PROVIDED DATA:
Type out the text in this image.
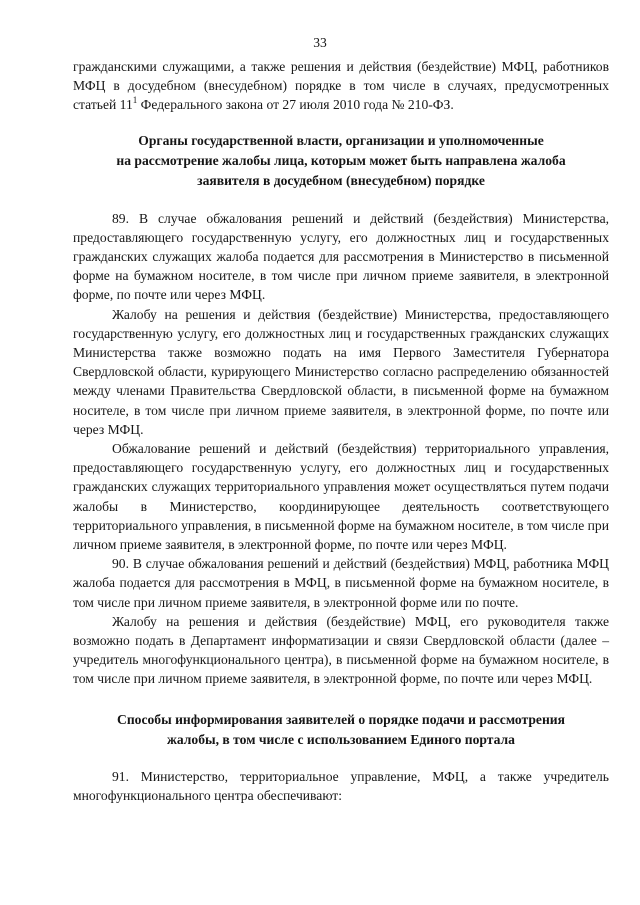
33

гражданскими служащими, а также решения и действия (бездействие) МФЦ, работников МФЦ в досудебном (внесудебном) порядке в том числе в случаях, предусмотренных статьей $11^1$ Федерального закона от 27 июля 2010 года № 210-ФЗ.

Органы государственной власти, организации и уполномоченные
на рассмотрение жалобы лица, которым может быть направлена жалоба
заявителя в досудебном (внесудебном) порядке

89. В случае обжалования решений и действий (бездействия) Министерства, предоставляющего государственную услугу, его должностных лиц и государственных гражданских служащих жалоба подается для рассмотрения в Министерство в письменной форме на бумажном носителе, в том числе при личном приеме заявителя, в электронной форме, по почте или через МФЦ.

Жалобу на решения и действия (бездействие) Министерства, предоставляющего государственную услугу, его должностных лиц и государственных гражданских служащих Министерства также возможно подать на имя Первого Заместителя Губернатора Свердловской области, курирующего Министерство согласно распределению обязанностей между членами Правительства Свердловской области, в письменной форме на бумажном носителе, в том числе при личном приеме заявителя, в электронной форме, по почте или через МФЦ.

Обжалование решений и действий (бездействия) территориального управления, предоставляющего государственную услугу, его должностных лиц и государственных гражданских служащих территориального управления может осуществляться путем подачи жалобы в Министерство, координирующее деятельность соответствующего территориального управления, в письменной форме на бумажном носителе, в том числе при личном приеме заявителя, в электронной форме, по почте или через МФЦ.

90. В случае обжалования решений и действий (бездействия) МФЦ, работника МФЦ жалоба подается для рассмотрения в МФЦ, в письменной форме на бумажном носителе, в том числе при личном приеме заявителя, в электронной форме или по почте.

Жалобу на решения и действия (бездействие) МФЦ, его руководителя также возможно подать в Департамент информатизации и связи Свердловской области (далее – учредитель многофункционального центра), в письменной форме на бумажном носителе, в том числе при личном приеме заявителя, в электронной форме, по почте или через МФЦ.

Способы информирования заявителей о порядке подачи и рассмотрения
жалобы, в том числе с использованием Единого портала

91. Министерство, территориальное управление, МФЦ, а также учредитель многофункционального центра обеспечивают:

SHORT PROBLEM:
Pick out each line in the material containing "подать".

ANSWER TO THIS EXERCISE:
Жалобу на решения и действия (бездействие) Министерства, предоставляющего государственную услугу, его должностных лиц и государственных гражданских служащих Министерства также возможно подать на имя Первого Заместителя Губернатора Свердловской области, курирующего Министерство согласно распределению обязанностей между членами Правительства Свердловской области, в письменной форме на бумажном носителе, в том числе при личном приеме заявителя, в электронной форме, по почте или через МФЦ.
Жалобу на решения и действия (бездействие) МФЦ, его руководителя также возможно подать в Департамент информатизации и связи Свердловской области (далее – учредитель многофункционального центра), в письменной форме на бумажном носителе, в том числе при личном приеме заявителя, в электронной форме, по почте или через МФЦ.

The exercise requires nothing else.